Instructions to follow
Without altering anything, repeat each of the records.

Supplied records

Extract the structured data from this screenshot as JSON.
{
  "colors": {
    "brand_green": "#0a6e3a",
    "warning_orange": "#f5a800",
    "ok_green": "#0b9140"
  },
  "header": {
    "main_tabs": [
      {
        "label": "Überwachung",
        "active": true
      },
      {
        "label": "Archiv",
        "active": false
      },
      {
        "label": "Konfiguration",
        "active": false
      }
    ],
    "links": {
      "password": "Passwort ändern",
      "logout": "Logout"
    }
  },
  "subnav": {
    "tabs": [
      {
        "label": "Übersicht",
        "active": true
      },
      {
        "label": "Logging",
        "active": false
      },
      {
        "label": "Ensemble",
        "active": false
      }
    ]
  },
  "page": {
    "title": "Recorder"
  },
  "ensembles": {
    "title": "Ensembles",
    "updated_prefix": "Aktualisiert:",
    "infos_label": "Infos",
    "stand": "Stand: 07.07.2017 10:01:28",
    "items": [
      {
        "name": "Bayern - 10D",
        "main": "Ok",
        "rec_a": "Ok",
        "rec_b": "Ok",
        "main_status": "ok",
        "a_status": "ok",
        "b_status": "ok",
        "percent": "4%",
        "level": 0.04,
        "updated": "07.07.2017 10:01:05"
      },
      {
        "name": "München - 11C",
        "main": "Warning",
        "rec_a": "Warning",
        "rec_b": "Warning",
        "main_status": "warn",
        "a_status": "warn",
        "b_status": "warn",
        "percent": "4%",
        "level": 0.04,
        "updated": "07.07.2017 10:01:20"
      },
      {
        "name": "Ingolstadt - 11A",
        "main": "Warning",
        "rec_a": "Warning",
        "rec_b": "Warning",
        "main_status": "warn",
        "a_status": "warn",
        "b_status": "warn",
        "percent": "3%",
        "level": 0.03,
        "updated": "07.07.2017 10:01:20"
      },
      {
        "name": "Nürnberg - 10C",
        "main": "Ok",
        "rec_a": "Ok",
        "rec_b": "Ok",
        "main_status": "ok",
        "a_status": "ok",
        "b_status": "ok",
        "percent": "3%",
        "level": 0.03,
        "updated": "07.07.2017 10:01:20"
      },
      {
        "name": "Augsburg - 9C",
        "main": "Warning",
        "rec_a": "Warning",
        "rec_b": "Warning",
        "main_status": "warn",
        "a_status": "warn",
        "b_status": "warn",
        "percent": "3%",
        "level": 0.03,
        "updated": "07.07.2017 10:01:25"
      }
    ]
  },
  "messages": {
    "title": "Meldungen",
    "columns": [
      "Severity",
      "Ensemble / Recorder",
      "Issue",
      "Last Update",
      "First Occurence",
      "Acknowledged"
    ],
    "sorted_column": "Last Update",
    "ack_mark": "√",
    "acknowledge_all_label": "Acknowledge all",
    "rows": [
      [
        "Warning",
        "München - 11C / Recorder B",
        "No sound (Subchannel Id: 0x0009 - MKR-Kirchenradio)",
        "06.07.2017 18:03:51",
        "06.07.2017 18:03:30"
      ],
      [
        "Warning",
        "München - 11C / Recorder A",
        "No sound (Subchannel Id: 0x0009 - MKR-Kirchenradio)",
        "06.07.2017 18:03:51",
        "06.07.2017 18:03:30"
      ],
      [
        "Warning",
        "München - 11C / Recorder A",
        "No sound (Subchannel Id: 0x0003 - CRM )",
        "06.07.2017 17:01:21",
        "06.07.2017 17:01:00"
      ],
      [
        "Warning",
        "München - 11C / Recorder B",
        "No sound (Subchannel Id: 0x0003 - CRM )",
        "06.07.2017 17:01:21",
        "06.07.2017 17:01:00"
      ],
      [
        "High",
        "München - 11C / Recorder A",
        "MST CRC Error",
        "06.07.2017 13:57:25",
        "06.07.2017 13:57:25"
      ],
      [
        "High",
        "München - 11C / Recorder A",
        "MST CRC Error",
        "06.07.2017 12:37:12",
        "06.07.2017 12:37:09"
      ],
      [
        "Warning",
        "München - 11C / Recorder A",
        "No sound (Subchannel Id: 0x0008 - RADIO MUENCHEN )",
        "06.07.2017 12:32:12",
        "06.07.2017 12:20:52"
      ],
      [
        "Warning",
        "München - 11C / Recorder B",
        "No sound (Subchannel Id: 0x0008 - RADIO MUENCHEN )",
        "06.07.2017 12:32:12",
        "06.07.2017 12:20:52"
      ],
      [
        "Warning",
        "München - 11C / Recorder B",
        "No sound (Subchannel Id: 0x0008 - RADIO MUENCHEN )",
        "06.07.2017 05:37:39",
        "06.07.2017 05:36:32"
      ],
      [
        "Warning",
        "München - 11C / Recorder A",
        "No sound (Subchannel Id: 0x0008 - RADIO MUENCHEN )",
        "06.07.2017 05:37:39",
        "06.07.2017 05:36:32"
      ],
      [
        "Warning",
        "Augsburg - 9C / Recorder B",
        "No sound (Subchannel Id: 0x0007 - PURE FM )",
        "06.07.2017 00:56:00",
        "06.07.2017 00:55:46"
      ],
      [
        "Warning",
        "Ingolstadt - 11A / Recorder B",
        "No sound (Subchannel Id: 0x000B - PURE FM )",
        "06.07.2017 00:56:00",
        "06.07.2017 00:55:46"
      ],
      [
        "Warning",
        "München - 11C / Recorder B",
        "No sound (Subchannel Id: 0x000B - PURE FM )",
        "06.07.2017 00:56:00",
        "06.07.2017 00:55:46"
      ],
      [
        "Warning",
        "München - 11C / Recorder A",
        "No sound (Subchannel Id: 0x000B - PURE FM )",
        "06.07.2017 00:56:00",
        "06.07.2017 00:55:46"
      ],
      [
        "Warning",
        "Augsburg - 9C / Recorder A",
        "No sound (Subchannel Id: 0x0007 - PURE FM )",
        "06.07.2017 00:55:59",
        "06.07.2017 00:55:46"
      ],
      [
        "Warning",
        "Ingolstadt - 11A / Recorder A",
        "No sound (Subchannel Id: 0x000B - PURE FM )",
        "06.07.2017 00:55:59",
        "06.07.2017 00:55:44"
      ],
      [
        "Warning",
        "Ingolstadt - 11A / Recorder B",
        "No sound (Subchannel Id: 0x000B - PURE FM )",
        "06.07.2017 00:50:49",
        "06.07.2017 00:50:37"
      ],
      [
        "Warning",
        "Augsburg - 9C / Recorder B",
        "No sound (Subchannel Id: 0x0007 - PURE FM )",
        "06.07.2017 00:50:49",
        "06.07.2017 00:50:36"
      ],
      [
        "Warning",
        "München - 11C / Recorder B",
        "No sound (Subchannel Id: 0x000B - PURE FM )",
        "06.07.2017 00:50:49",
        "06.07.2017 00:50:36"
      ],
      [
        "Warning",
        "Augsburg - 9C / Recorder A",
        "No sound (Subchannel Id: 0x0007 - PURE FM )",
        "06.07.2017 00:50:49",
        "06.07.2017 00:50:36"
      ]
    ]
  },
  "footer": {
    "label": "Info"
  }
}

Worked answer
Extract the structured data from this screenshot as JSON.
{
  "colors": {
    "brand_green": "#0a6e3a",
    "warning_orange": "#f5a800",
    "ok_green": "#0b9140"
  },
  "header": {
    "main_tabs": [
      {
        "label": "Überwachung",
        "active": true
      },
      {
        "label": "Archiv",
        "active": false
      },
      {
        "label": "Konfiguration",
        "active": false
      }
    ],
    "links": {
      "password": "Passwort ändern",
      "logout": "Logout"
    }
  },
  "subnav": {
    "tabs": [
      {
        "label": "Übersicht",
        "active": true
      },
      {
        "label": "Logging",
        "active": false
      },
      {
        "label": "Ensemble",
        "active": false
      }
    ]
  },
  "page": {
    "title": "Recorder"
  },
  "ensembles": {
    "title": "Ensembles",
    "updated_prefix": "Aktualisiert:",
    "infos_label": "Infos",
    "stand": "Stand: 07.07.2017 10:01:28",
    "items": [
      {
        "name": "Bayern - 10D",
        "main": "Ok",
        "rec_a": "Ok",
        "rec_b": "Ok",
        "main_status": "ok",
        "a_status": "ok",
        "b_status": "ok",
        "percent": "4%",
        "level": 0.04,
        "updated": "07.07.2017 10:01:05"
      },
      {
        "name": "München - 11C",
        "main": "Warning",
        "rec_a": "Warning",
        "rec_b": "Warning",
        "main_status": "warn",
        "a_status": "warn",
        "b_status": "warn",
        "percent": "4%",
        "level": 0.04,
        "updated": "07.07.2017 10:01:20"
      },
      {
        "name": "Ingolstadt - 11A",
        "main": "Warning",
        "rec_a": "Warning",
        "rec_b": "Warning",
        "main_status": "warn",
        "a_status": "warn",
        "b_status": "warn",
        "percent": "3%",
        "level": 0.03,
        "updated": "07.07.2017 10:01:20"
      },
      {
        "name": "Nürnberg - 10C",
        "main": "Ok",
        "rec_a": "Ok",
        "rec_b": "Ok",
        "main_status": "ok",
        "a_status": "ok",
        "b_status": "ok",
        "percent": "3%",
        "level": 0.03,
        "updated": "07.07.2017 10:01:20"
      },
      {
        "name": "Augsburg - 9C",
        "main": "Warning",
        "rec_a": "Warning",
        "rec_b": "Warning",
        "main_status": "warn",
        "a_status": "warn",
        "b_status": "warn",
        "percent": "3%",
        "level": 0.03,
        "updated": "07.07.2017 10:01:25"
      }
    ]
  },
  "messages": {
    "title": "Meldungen",
    "columns": [
      "Severity",
      "Ensemble / Recorder",
      "Issue",
      "Last Update",
      "First Occurence",
      "Acknowledged"
    ],
    "sorted_column": "Last Update",
    "ack_mark": "√",
    "acknowledge_all_label": "Acknowledge all",
    "rows": [
      [
        "Warning",
        "München - 11C / Recorder B",
        "No sound (Subchannel Id: 0x0009 - MKR-Kirchenradio)",
        "06.07.2017 18:03:51",
        "06.07.2017 18:03:30"
      ],
      [
        "Warning",
        "München - 11C / Recorder A",
        "No sound (Subchannel Id: 0x0009 - MKR-Kirchenradio)",
        "06.07.2017 18:03:51",
        "06.07.2017 18:03:30"
      ],
      [
        "Warning",
        "München - 11C / Recorder A",
        "No sound (Subchannel Id: 0x0003 - CRM )",
        "06.07.2017 17:01:21",
        "06.07.2017 17:01:00"
      ],
      [
        "Warning",
        "München - 11C / Recorder B",
        "No sound (Subchannel Id: 0x0003 - CRM )",
        "06.07.2017 17:01:21",
        "06.07.2017 17:01:00"
      ],
      [
        "High",
        "München - 11C / Recorder A",
        "MST CRC Error",
        "06.07.2017 13:57:25",
        "06.07.2017 13:57:25"
      ],
      [
        "High",
        "München - 11C / Recorder A",
        "MST CRC Error",
        "06.07.2017 12:37:12",
        "06.07.2017 12:37:09"
      ],
      [
        "Warning",
        "München - 11C / Recorder A",
        "No sound (Subchannel Id: 0x0008 - RADIO MUENCHEN )",
        "06.07.2017 12:32:12",
        "06.07.2017 12:20:52"
      ],
      [
        "Warning",
        "München - 11C / Recorder B",
        "No sound (Subchannel Id: 0x0008 - RADIO MUENCHEN )",
        "06.07.2017 12:32:12",
        "06.07.2017 12:20:52"
      ],
      [
        "Warning",
        "München - 11C / Recorder B",
        "No sound (Subchannel Id: 0x0008 - RADIO MUENCHEN )",
        "06.07.2017 05:37:39",
        "06.07.2017 05:36:32"
      ],
      [
        "Warning",
        "München - 11C / Recorder A",
        "No sound (Subchannel Id: 0x0008 - RADIO MUENCHEN )",
        "06.07.2017 05:37:39",
        "06.07.2017 05:36:32"
      ],
      [
        "Warning",
        "Augsburg - 9C / Recorder B",
        "No sound (Subchannel Id: 0x0007 - PURE FM )",
        "06.07.2017 00:56:00",
        "06.07.2017 00:55:46"
      ],
      [
        "Warning",
        "Ingolstadt - 11A / Recorder B",
        "No sound (Subchannel Id: 0x000B - PURE FM )",
        "06.07.2017 00:56:00",
        "06.07.2017 00:55:46"
      ],
      [
        "Warning",
        "München - 11C / Recorder B",
        "No sound (Subchannel Id: 0x000B - PURE FM )",
        "06.07.2017 00:56:00",
        "06.07.2017 00:55:46"
      ],
      [
        "Warning",
        "München - 11C / Recorder A",
        "No sound (Subchannel Id: 0x000B - PURE FM )",
        "06.07.2017 00:56:00",
        "06.07.2017 00:55:46"
      ],
      [
        "Warning",
        "Augsburg - 9C / Recorder A",
        "No sound (Subchannel Id: 0x0007 - PURE FM )",
        "06.07.2017 00:55:59",
        "06.07.2017 00:55:46"
      ],
      [
        "Warning",
        "Ingolstadt - 11A / Recorder A",
        "No sound (Subchannel Id: 0x000B - PURE FM )",
        "06.07.2017 00:55:59",
        "06.07.2017 00:55:44"
      ],
      [
        "Warning",
        "Ingolstadt - 11A / Recorder B",
        "No sound (Subchannel Id: 0x000B - PURE FM )",
        "06.07.2017 00:50:49",
        "06.07.2017 00:50:37"
      ],
      [
        "Warning",
        "Augsburg - 9C / Recorder B",
        "No sound (Subchannel Id: 0x0007 - PURE FM )",
        "06.07.2017 00:50:49",
        "06.07.2017 00:50:36"
      ],
      [
        "Warning",
        "München - 11C / Recorder B",
        "No sound (Subchannel Id: 0x000B - PURE FM )",
        "06.07.2017 00:50:49",
        "06.07.2017 00:50:36"
      ],
      [
        "Warning",
        "Augsburg - 9C / Recorder A",
        "No sound (Subchannel Id: 0x0007 - PURE FM )",
        "06.07.2017 00:50:49",
        "06.07.2017 00:50:36"
      ]
    ]
  },
  "footer": {
    "label": "Info"
  }
}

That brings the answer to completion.